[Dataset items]
------------------------------------------------------------

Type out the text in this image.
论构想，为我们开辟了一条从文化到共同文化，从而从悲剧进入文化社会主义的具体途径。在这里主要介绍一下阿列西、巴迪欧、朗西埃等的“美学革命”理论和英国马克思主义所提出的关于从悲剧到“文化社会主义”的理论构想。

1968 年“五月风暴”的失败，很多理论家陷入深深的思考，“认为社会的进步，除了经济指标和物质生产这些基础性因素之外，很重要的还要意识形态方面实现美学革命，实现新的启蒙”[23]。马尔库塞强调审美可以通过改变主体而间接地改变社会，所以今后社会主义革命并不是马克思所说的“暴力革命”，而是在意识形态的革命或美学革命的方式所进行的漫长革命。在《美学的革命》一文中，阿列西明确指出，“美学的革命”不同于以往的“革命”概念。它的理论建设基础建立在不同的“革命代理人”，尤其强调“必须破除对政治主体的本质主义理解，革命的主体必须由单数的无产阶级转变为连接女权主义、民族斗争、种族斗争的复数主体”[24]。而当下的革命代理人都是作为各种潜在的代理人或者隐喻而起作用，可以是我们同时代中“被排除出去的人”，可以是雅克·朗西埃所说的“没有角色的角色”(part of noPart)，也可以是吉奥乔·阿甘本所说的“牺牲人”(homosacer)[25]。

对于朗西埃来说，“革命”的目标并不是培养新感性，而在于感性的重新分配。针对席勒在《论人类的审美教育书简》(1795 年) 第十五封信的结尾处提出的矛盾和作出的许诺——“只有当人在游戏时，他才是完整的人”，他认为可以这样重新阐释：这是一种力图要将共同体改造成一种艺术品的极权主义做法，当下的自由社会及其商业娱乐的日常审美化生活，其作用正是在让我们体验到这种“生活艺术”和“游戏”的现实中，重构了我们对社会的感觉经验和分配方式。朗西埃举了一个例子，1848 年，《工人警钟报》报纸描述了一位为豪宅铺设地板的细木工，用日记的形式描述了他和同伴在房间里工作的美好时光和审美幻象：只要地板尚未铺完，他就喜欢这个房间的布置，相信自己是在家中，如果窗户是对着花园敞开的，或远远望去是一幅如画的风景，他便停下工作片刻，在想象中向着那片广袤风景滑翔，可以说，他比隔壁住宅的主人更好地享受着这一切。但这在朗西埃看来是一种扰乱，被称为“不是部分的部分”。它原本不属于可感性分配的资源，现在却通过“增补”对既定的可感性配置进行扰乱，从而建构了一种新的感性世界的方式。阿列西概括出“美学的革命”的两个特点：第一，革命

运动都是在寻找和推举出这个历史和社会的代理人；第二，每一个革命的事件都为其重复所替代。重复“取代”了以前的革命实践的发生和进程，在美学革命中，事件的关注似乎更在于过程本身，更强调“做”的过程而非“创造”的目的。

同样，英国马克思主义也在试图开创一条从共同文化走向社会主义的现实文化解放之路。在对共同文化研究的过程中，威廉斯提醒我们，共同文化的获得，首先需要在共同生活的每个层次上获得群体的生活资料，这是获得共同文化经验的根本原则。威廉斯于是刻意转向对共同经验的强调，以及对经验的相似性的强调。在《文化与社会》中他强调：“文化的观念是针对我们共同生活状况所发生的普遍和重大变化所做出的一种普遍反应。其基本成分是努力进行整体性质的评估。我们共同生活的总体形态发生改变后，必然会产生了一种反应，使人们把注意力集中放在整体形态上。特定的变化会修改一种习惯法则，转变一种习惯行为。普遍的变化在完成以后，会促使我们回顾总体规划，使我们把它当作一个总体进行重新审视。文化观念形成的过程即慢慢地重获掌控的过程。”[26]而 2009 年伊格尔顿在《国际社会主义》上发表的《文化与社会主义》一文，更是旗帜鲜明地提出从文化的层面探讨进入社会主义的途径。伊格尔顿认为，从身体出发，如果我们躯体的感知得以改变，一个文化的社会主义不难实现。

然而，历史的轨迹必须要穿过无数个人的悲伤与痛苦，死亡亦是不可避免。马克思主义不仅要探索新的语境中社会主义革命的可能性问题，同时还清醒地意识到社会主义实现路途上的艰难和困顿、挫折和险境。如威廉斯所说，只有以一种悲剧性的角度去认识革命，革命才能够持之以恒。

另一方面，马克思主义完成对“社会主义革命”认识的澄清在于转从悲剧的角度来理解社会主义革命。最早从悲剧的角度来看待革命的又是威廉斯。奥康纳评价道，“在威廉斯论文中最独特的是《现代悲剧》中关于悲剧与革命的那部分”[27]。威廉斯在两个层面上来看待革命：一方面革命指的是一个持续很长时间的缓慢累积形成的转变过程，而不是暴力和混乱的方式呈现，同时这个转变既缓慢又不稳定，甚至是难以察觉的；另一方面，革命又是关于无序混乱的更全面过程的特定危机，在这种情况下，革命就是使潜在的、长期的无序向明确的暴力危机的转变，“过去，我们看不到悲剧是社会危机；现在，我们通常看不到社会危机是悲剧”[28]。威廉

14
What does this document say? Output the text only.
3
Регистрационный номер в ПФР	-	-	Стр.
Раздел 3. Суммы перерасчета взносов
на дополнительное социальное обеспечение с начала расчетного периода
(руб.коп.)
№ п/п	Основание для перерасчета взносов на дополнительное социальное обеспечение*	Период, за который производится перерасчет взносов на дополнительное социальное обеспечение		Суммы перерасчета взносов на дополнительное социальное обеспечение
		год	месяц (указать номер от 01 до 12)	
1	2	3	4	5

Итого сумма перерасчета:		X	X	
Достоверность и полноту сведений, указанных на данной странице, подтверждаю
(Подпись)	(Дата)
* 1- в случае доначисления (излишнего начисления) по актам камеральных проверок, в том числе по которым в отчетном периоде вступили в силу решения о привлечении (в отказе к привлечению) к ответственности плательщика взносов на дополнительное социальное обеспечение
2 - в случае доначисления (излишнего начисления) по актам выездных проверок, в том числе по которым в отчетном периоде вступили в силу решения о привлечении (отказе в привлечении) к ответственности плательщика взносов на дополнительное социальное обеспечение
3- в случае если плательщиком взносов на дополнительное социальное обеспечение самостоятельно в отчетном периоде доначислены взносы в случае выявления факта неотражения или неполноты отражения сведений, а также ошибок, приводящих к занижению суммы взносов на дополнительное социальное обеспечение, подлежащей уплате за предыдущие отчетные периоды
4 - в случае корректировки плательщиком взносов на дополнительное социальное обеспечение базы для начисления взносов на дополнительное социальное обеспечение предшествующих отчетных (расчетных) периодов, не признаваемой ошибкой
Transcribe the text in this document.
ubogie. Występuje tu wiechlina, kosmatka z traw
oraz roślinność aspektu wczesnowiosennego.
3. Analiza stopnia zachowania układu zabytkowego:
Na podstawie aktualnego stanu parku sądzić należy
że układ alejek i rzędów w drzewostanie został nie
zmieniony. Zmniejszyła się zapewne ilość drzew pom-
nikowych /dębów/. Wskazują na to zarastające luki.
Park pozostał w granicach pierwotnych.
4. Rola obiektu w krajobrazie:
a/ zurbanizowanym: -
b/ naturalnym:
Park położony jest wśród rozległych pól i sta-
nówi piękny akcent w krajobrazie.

------------------------------------------------------------

◆ Requirements
Reproduce the entries above in full by retyping them exactly.

◆ Response to the task
Type out the text in this image.
论构想，为我们开辟了一条从文化到共同文化，从而从悲剧进入文化社会主义的具体途径。在这里主要介绍一下阿列西、巴迪欧、朗西埃等的“美学革命”理论和英国马克思主义所提出的关于从悲剧到“文化社会主义”的理论构想。

1968 年“五月风暴”的失败，很多理论家陷入深深的思考，“认为社会的进步，除了经济指标和物质生产这些基础性因素之外，很重要的还要意识形态方面实现美学革命，实现新的启蒙”[23]。马尔库塞强调审美可以通过改变主体而间接地改变社会，所以今后社会主义革命并不是马克思所说的“暴力革命”，而是在意识形态的革命或美学革命的方式所进行的漫长革命。在《美学的革命》一文中，阿列西明确指出，“美学的革命”不同于以往的“革命”概念。它的理论建设基础建立在不同的“革命代理人”，尤其强调“必须破除对政治主体的本质主义理解，革命的主体必须由单数的无产阶级转变为连接女权主义、民族斗争、种族斗争的复数主体”[24]。而当下的革命代理人都是作为各种潜在的代理人或者隐喻而起作用，可以是我们同时代中“被排除出去的人”，可以是雅克·朗西埃所说的“没有角色的角色”(part of noPart)，也可以是吉奥乔·阿甘本所说的“牺牲人”(homosacer)[25]。

对于朗西埃来说，“革命”的目标并不是培养新感性，而在于感性的重新分配。针对席勒在《论人类的审美教育书简》(1795 年) 第十五封信的结尾处提出的矛盾和作出的许诺——“只有当人在游戏时，他才是完整的人”，他认为可以这样重新阐释：这是一种力图要将共同体改造成一种艺术品的极权主义做法，当下的自由社会及其商业娱乐的日常审美化生活，其作用正是在让我们体验到这种“生活艺术”和“游戏”的现实中，重构了我们对社会的感觉经验和分配方式。朗西埃举了一个例子，1848 年，《工人警钟报》报纸描述了一位为豪宅铺设地板的细木工，用日记的形式描述了他和同伴在房间里工作的美好时光和审美幻象：只要地板尚未铺完，他就喜欢这个房间的布置，相信自己是在家中，如果窗户是对着花园敞开的，或远远望去是一幅如画的风景，他便停下工作片刻，在想象中向着那片广袤风景滑翔，可以说，他比隔壁住宅的主人更好地享受着这一切。但这在朗西埃看来是一种扰乱，被称为“不是部分的部分”。它原本不属于可感性分配的资源，现在却通过“增补”对既定的可感性配置进行扰乱，从而建构了一种新的感性世界的方式。阿列西概括出“美学的革命”的两个特点：第一，革命

运动都是在寻找和推举出这个历史和社会的代理人；第二，每一个革命的事件都为其重复所替代。重复“取代”了以前的革命实践的发生和进程，在美学革命中，事件的关注似乎更在于过程本身，更强调“做”的过程而非“创造”的目的。

同样，英国马克思主义也在试图开创一条从共同文化走向社会主义的现实文化解放之路。在对共同文化研究的过程中，威廉斯提醒我们，共同文化的获得，首先需要在共同生活的每个层次上获得群体的生活资料，这是获得共同文化经验的根本原则。威廉斯于是刻意转向对共同经验的强调，以及对经验的相似性的强调。在《文化与社会》中他强调：“文化的观念是针对我们共同生活状况所发生的普遍和重大变化所做出的一种普遍反应。其基本成分是努力进行整体性质的评估。我们共同生活的总体形态发生改变后，必然会产生了一种反应，使人们把注意力集中放在整体形态上。特定的变化会修改一种习惯法则，转变一种习惯行为。普遍的变化在完成以后，会促使我们回顾总体规划，使我们把它当作一个总体进行重新审视。文化观念形成的过程即慢慢地重获掌控的过程。”[26]而 2009 年伊格尔顿在《国际社会主义》上发表的《文化与社会主义》一文，更是旗帜鲜明地提出从文化的层面探讨进入社会主义的途径。伊格尔顿认为，从身体出发，如果我们躯体的感知得以改变，一个文化的社会主义不难实现。

然而，历史的轨迹必须要穿过无数个人的悲伤与痛苦，死亡亦是不可避免。马克思主义不仅要探索新的语境中社会主义革命的可能性问题，同时还清醒地意识到社会主义实现路途上的艰难和困顿、挫折和险境。如威廉斯所说，只有以一种悲剧性的角度去认识革命，革命才能够持之以恒。

另一方面，马克思主义完成对“社会主义革命”认识的澄清在于转从悲剧的角度来理解社会主义革命。最早从悲剧的角度来看待革命的又是威廉斯。奥康纳评价道，“在威廉斯论文中最独特的是《现代悲剧》中关于悲剧与革命的那部分”[27]。威廉斯在两个层面上来看待革命：一方面革命指的是一个持续很长时间的缓慢累积形成的转变过程，而不是暴力和混乱的方式呈现，同时这个转变既缓慢又不稳定，甚至是难以察觉的；另一方面，革命又是关于无序混乱的更全面过程的特定危机，在这种情况下，革命就是使潜在的、长期的无序向明确的暴力危机的转变，“过去，我们看不到悲剧是社会危机；现在，我们通常看不到社会危机是悲剧”[28]。威廉

14
What does this document say? Output the text only.
3
Регистрационный номер в ПФР	-	-	Стр.
Раздел 3. Суммы перерасчета взносов
на дополнительное социальное обеспечение с начала расчетного периода
(руб.коп.)
№ п/п	Основание для перерасчета взносов на дополнительное социальное обеспечение*	Период, за который производится перерасчет взносов на дополнительное социальное обеспечение		Суммы перерасчета взносов на дополнительное социальное обеспечение
		год	месяц (указать номер от 01 до 12)	
1	2	3	4	5

Итого сумма перерасчета:		X	X	
Достоверность и полноту сведений, указанных на данной странице, подтверждаю
(Подпись)	(Дата)
* 1- в случае доначисления (излишнего начисления) по актам камеральных проверок, в том числе по которым в отчетном периоде вступили в силу решения о привлечении (в отказе к привлечению) к ответственности плательщика взносов на дополнительное социальное обеспечение
2 - в случае доначисления (излишнего начисления) по актам выездных проверок, в том числе по которым в отчетном периоде вступили в силу решения о привлечении (отказе в привлечении) к ответственности плательщика взносов на дополнительное социальное обеспечение
3- в случае если плательщиком взносов на дополнительное социальное обеспечение самостоятельно в отчетном периоде доначислены взносы в случае выявления факта неотражения или неполноты отражения сведений, а также ошибок, приводящих к занижению суммы взносов на дополнительное социальное обеспечение, подлежащей уплате за предыдущие отчетные периоды
4 - в случае корректировки плательщиком взносов на дополнительное социальное обеспечение базы для начисления взносов на дополнительное социальное обеспечение предшествующих отчетных (расчетных) периодов, не признаваемой ошибкой
Transcribe the text in this document.
ubogie. Występuje tu wiechlina, kosmatka z traw
oraz roślinność aspektu wczesnowiosennego.
3. Analiza stopnia zachowania układu zabytkowego:
Na podstawie aktualnego stanu parku sądzić należy
że układ alejek i rzędów w drzewostanie został nie
zmieniony. Zmniejszyła się zapewne ilość drzew pom-
nikowych /dębów/. Wskazują na to zarastające luki.
Park pozostał w granicach pierwotnych.
4. Rola obiektu w krajobrazie:
a/ zurbanizowanym: -
b/ naturalnym:
Park położony jest wśród rozległych pól i sta-
nówi piękny akcent w krajobrazie.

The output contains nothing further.